Goal » Search the records for the word "content" and report each line that has it.

Dataset records »
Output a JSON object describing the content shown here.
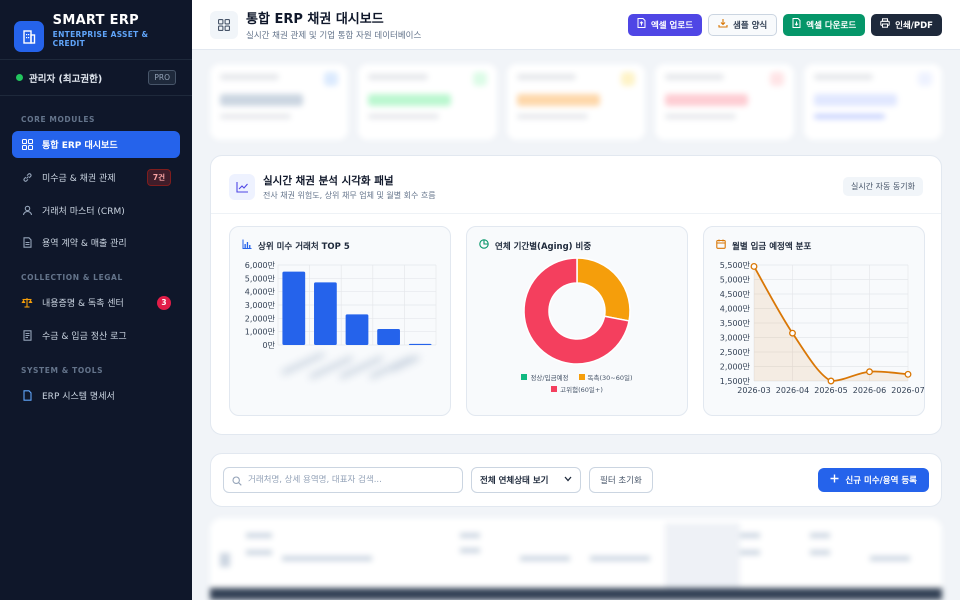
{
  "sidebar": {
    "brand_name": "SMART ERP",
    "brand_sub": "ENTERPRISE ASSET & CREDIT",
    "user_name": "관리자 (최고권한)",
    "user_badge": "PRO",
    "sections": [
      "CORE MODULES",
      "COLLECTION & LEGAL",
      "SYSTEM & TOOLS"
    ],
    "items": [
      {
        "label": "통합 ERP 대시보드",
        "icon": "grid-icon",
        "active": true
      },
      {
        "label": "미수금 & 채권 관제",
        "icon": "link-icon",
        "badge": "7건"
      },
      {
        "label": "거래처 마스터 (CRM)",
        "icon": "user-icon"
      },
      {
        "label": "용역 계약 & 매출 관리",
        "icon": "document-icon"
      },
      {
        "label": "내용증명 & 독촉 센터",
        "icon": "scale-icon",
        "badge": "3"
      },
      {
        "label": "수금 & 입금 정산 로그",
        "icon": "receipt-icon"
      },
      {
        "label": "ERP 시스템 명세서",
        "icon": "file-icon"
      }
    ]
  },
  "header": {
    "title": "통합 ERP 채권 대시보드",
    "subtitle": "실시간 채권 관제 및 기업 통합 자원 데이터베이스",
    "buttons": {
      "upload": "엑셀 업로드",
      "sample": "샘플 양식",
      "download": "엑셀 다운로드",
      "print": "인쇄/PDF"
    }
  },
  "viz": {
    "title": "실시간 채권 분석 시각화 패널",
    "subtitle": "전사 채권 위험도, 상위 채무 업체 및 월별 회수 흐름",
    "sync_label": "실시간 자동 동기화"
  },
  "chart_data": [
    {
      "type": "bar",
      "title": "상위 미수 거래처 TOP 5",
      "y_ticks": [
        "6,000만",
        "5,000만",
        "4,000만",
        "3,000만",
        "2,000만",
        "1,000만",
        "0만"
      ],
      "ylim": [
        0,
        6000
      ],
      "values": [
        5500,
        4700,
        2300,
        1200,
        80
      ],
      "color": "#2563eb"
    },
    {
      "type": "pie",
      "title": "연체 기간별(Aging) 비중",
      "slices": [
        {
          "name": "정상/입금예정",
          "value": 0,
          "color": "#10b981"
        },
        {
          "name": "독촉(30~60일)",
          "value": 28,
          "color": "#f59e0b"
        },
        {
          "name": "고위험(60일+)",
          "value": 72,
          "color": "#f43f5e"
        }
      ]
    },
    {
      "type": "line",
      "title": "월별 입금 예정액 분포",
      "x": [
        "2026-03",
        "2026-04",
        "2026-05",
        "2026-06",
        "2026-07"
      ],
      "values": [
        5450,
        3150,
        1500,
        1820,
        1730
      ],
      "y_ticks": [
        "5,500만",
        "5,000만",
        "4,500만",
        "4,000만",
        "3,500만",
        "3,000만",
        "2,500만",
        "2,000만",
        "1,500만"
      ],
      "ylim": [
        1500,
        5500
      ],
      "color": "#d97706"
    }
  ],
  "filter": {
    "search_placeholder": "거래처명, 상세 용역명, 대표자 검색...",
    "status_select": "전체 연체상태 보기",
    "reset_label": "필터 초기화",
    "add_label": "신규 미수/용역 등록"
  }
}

---

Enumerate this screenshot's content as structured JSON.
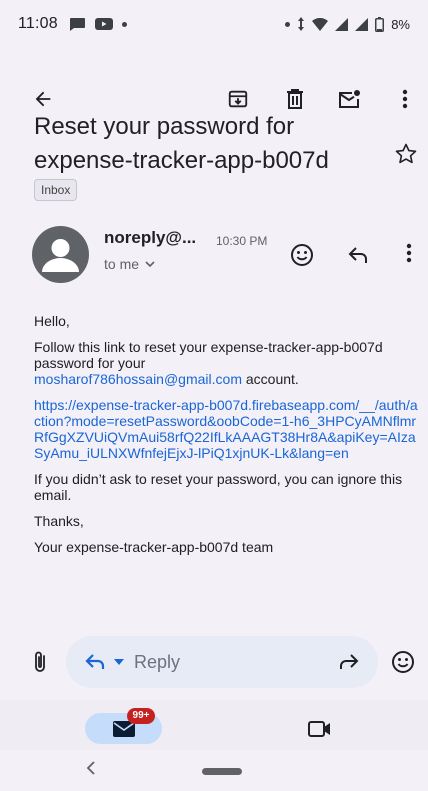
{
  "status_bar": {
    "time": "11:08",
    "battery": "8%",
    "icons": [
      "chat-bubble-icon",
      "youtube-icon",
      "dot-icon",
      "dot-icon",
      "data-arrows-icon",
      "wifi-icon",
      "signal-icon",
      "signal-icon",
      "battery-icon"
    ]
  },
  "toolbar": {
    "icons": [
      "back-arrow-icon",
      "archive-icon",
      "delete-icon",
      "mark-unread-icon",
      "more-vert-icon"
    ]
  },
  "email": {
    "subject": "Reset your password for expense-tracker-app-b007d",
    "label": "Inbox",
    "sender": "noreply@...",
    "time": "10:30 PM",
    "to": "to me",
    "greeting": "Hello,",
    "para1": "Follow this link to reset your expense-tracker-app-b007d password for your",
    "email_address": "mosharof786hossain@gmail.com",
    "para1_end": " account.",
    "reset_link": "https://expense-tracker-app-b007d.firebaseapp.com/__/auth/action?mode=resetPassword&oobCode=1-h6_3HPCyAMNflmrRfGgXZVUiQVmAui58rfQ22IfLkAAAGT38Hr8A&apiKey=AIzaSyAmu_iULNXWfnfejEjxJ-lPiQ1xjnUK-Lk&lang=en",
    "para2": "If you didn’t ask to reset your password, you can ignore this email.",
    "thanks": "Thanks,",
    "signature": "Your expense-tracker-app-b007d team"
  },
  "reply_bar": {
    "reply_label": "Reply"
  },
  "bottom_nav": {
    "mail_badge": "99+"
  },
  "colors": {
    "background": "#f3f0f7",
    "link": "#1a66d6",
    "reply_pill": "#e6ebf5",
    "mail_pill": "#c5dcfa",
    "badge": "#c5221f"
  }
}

...

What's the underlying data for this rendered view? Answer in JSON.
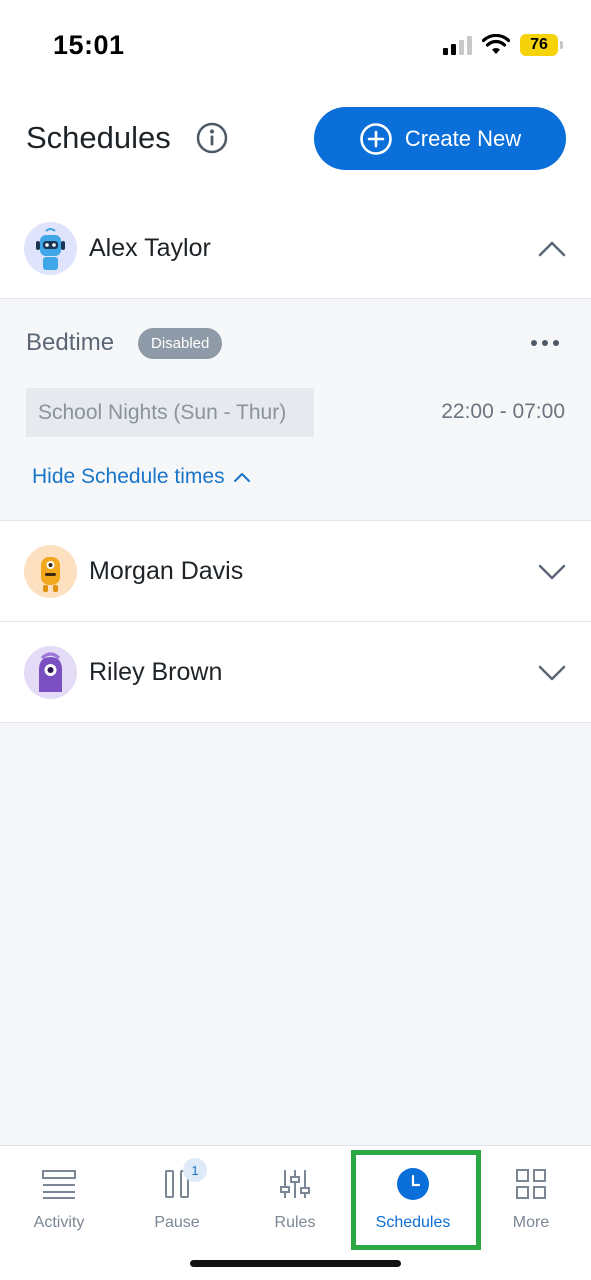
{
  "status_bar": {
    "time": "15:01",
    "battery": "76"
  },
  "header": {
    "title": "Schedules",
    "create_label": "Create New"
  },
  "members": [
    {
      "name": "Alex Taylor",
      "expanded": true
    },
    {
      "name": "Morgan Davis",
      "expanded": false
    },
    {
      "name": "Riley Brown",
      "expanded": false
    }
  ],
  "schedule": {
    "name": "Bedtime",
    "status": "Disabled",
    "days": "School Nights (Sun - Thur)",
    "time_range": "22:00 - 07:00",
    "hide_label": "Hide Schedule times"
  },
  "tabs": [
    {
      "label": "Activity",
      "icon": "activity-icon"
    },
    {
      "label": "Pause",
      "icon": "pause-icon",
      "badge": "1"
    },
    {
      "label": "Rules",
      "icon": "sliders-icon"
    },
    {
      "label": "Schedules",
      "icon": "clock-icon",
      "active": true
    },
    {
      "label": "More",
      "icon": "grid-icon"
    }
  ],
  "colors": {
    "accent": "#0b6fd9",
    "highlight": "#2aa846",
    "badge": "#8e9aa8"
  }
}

Output »
Output a JSON object describing the content shown here.
Enumerate this screenshot's content as structured JSON.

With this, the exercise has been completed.